*Exercise aim*: Locate every line in the material below that has the word "Vector". Copy each of those lines.

Saved entries:

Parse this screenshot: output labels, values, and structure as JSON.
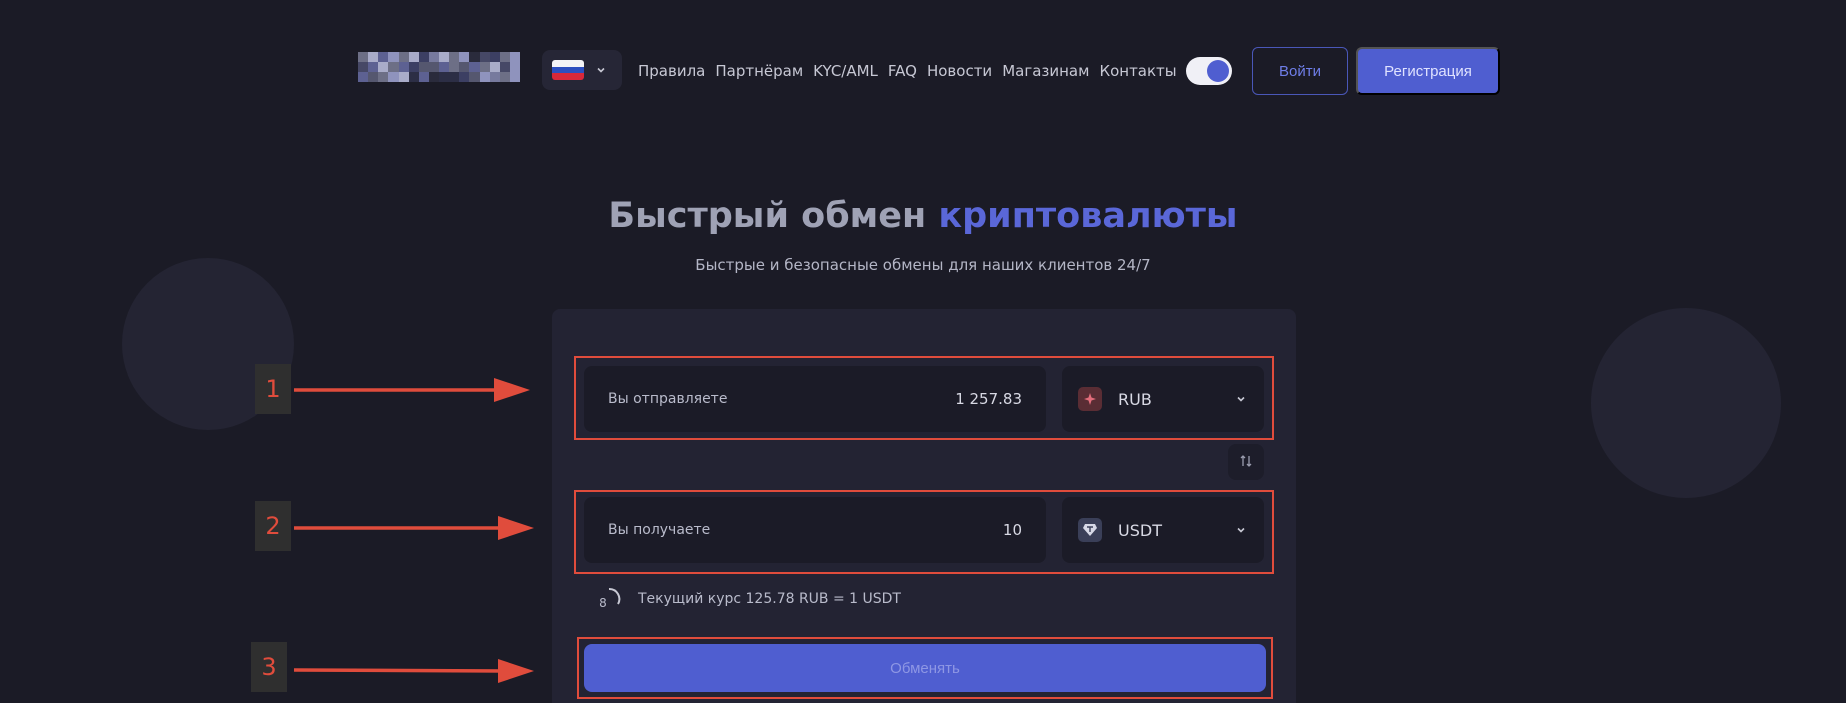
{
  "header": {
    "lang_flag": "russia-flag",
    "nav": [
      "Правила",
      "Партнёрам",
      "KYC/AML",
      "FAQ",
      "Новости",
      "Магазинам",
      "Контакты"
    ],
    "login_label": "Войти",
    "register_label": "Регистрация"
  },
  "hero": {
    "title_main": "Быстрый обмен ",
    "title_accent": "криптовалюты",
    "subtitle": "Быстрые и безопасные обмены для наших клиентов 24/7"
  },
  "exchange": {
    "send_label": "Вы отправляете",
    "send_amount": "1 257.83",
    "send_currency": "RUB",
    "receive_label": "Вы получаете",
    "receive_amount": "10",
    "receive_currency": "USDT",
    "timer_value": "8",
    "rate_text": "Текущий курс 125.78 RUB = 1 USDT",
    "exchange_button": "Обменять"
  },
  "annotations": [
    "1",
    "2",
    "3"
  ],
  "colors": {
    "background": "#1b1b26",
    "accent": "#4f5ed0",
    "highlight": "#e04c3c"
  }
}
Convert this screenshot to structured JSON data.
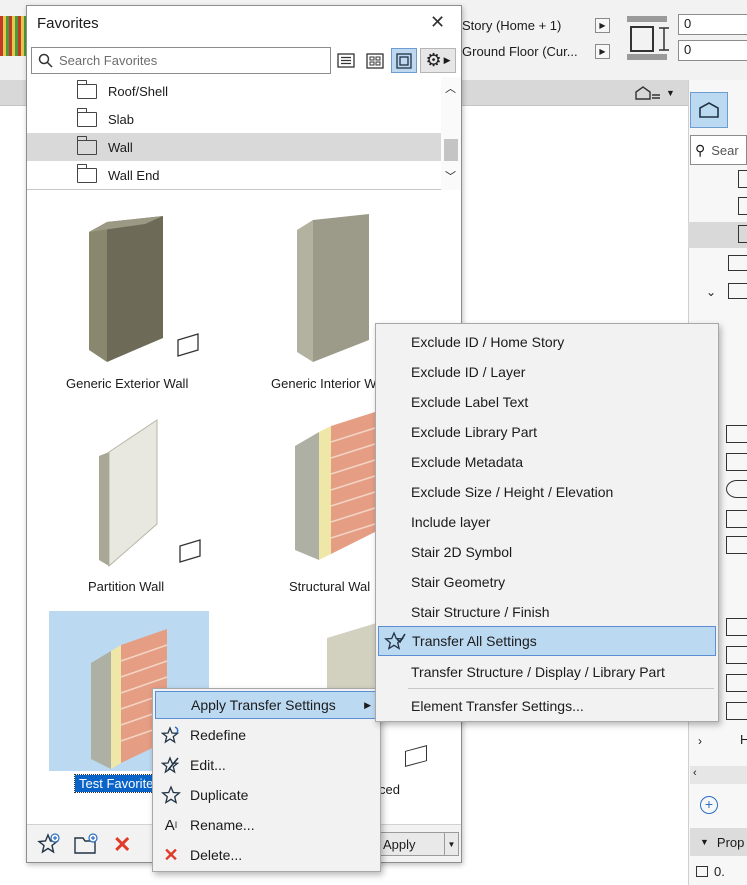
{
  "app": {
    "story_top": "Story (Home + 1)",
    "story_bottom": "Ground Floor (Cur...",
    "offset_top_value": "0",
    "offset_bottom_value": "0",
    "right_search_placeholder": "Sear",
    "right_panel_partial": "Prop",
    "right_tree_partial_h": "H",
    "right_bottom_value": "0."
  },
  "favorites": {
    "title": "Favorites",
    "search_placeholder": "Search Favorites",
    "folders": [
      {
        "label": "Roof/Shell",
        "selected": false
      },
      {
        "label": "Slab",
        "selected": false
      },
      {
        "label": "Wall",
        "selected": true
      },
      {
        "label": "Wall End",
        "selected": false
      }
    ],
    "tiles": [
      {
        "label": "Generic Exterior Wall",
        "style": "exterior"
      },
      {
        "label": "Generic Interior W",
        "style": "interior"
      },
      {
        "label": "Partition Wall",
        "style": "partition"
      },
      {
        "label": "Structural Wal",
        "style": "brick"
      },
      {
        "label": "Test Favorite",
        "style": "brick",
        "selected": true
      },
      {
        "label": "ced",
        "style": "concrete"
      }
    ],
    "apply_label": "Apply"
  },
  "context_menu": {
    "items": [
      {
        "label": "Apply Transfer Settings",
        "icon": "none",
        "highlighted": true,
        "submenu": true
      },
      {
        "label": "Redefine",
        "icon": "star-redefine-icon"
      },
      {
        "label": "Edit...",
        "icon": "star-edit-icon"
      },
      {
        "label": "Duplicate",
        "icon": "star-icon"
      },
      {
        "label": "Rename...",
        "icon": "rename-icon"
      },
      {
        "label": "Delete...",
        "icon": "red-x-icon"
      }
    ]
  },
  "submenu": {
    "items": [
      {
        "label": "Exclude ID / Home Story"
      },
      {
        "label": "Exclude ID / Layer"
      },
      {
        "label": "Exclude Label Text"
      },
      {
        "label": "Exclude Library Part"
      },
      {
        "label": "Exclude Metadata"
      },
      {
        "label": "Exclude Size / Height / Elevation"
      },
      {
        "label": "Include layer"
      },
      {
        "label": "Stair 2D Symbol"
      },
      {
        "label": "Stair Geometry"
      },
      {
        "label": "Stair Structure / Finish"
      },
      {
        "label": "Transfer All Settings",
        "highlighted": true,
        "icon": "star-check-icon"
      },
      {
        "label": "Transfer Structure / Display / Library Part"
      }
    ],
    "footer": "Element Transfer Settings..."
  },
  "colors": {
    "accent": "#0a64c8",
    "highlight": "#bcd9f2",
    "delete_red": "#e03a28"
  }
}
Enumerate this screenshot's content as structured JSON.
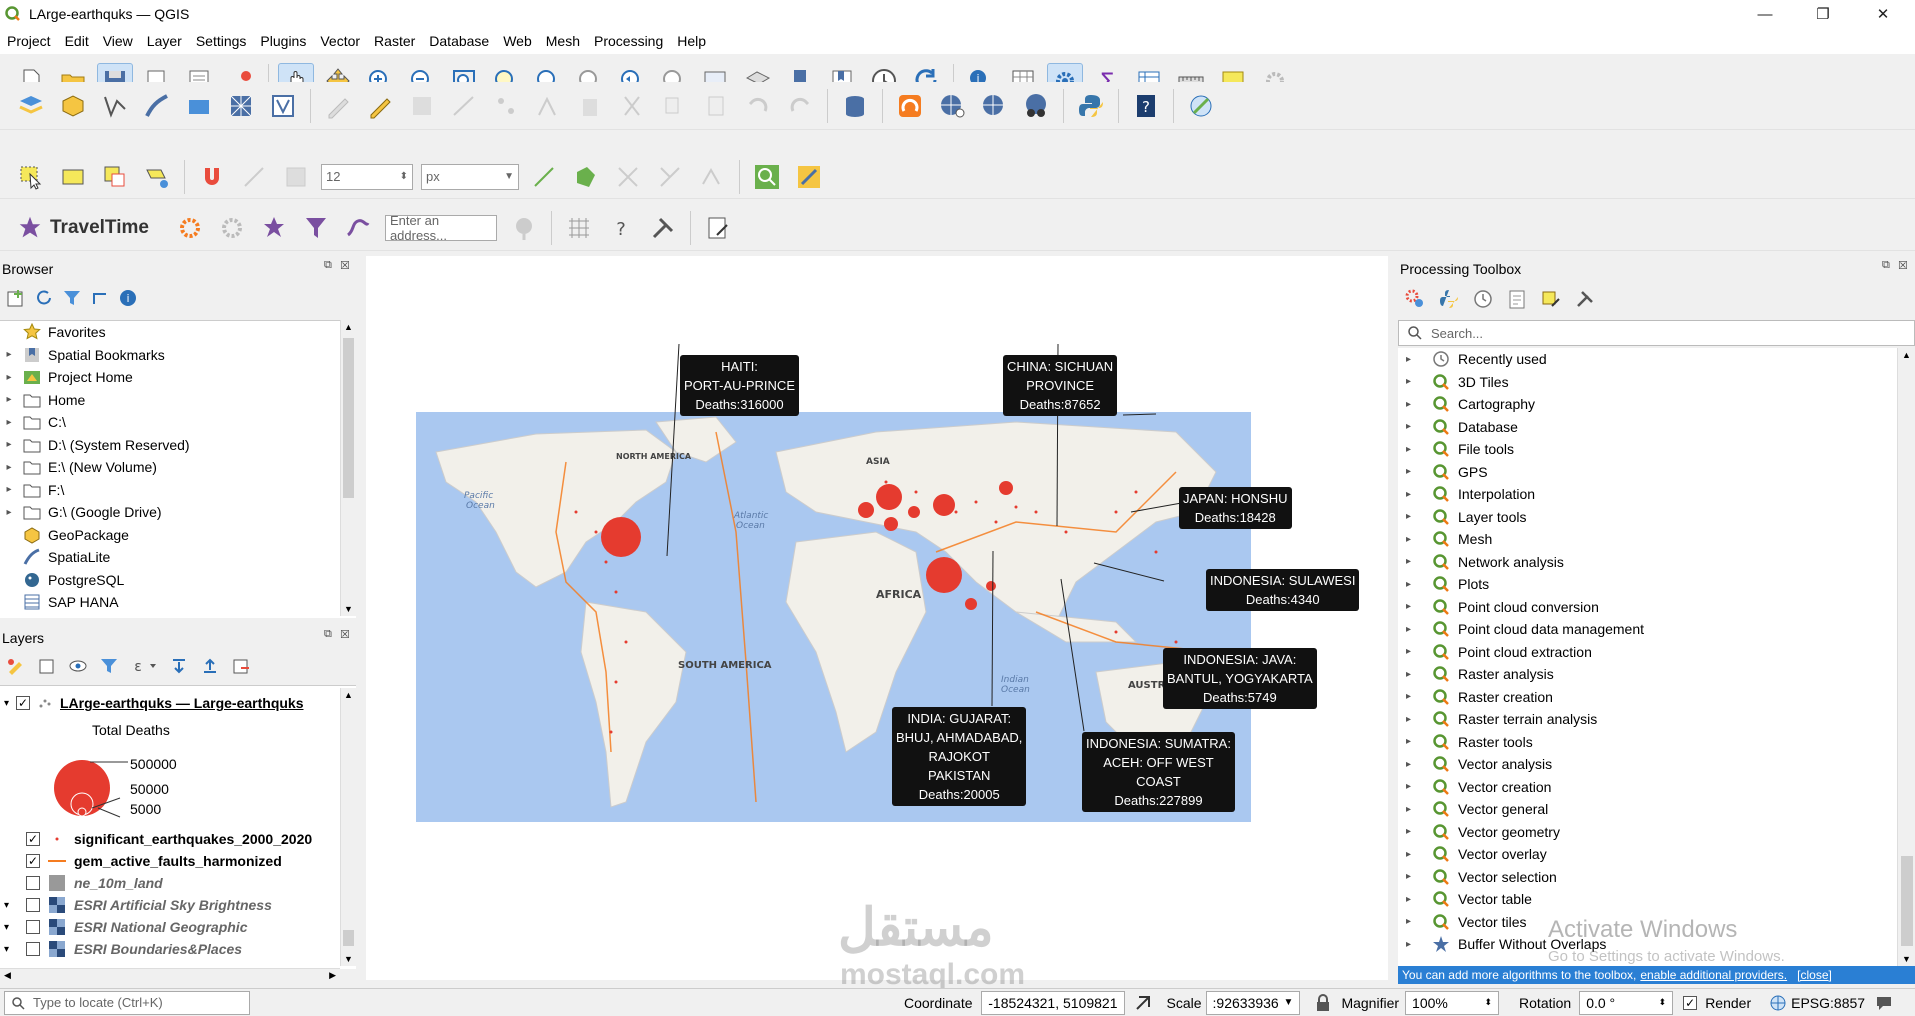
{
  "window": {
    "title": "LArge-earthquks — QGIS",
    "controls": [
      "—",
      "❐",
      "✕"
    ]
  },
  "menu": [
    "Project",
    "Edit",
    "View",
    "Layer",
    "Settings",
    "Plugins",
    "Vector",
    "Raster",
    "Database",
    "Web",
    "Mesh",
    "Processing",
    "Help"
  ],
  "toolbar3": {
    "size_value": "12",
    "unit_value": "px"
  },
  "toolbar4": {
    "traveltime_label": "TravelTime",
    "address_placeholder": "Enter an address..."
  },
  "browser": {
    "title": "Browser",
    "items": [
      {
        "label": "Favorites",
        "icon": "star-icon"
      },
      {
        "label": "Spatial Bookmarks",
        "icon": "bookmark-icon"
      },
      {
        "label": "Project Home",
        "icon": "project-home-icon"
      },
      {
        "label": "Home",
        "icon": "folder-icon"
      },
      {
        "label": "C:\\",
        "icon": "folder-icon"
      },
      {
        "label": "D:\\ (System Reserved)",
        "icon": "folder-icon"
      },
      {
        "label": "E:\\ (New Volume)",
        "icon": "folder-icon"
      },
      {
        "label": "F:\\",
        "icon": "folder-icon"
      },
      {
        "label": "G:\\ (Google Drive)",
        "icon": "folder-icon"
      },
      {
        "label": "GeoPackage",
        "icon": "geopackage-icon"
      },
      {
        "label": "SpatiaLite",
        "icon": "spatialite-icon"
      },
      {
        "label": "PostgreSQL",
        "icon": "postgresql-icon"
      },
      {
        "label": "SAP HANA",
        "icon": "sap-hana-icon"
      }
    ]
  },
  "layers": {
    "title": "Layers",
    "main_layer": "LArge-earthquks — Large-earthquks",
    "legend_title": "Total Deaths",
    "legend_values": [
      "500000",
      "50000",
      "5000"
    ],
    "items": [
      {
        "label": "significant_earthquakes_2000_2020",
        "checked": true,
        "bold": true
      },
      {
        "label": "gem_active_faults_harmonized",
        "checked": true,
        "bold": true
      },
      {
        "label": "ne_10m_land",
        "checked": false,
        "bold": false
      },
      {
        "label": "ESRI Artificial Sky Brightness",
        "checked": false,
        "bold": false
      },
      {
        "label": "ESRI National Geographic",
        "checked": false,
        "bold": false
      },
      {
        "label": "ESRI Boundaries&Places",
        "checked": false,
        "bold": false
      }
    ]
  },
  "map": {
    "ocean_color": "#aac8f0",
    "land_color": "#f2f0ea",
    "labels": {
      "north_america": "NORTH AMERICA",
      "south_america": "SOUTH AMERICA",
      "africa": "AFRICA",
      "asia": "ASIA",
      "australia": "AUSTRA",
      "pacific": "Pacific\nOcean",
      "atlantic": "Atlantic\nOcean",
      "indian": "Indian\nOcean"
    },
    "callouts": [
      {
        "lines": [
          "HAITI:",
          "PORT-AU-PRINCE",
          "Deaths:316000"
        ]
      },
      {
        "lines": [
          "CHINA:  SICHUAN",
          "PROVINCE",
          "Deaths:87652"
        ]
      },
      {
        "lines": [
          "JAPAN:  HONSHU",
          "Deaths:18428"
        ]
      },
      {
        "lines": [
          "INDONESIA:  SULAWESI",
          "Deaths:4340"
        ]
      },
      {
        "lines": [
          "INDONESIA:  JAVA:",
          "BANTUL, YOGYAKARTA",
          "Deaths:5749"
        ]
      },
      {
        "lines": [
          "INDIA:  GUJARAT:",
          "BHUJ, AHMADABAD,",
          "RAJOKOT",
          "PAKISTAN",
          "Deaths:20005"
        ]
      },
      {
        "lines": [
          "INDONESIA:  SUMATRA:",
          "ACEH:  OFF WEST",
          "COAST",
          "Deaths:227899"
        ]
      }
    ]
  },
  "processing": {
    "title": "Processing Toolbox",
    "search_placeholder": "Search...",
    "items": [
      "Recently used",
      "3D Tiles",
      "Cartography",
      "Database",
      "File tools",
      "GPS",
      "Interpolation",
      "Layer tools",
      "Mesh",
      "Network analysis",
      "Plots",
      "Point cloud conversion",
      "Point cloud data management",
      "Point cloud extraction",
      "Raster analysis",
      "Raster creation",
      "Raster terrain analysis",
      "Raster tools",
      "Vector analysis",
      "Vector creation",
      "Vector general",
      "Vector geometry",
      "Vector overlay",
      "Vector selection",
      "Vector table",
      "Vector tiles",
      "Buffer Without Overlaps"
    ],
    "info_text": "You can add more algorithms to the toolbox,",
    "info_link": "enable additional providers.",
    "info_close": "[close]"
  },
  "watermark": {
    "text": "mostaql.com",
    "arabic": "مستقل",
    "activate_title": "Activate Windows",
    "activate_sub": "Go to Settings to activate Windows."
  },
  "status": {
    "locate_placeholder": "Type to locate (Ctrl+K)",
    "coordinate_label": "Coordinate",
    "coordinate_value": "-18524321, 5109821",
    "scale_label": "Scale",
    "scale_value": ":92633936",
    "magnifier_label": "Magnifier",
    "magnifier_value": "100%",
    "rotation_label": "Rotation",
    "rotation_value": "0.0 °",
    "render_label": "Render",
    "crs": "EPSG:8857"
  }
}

*The completed task*:
    "Vector",
      "Vector analysis",
      "Vector creation",
      "Vector general",
      "Vector geometry",
      "Vector overlay",
      "Vector selection",
      "Vector table",
      "Vector tiles",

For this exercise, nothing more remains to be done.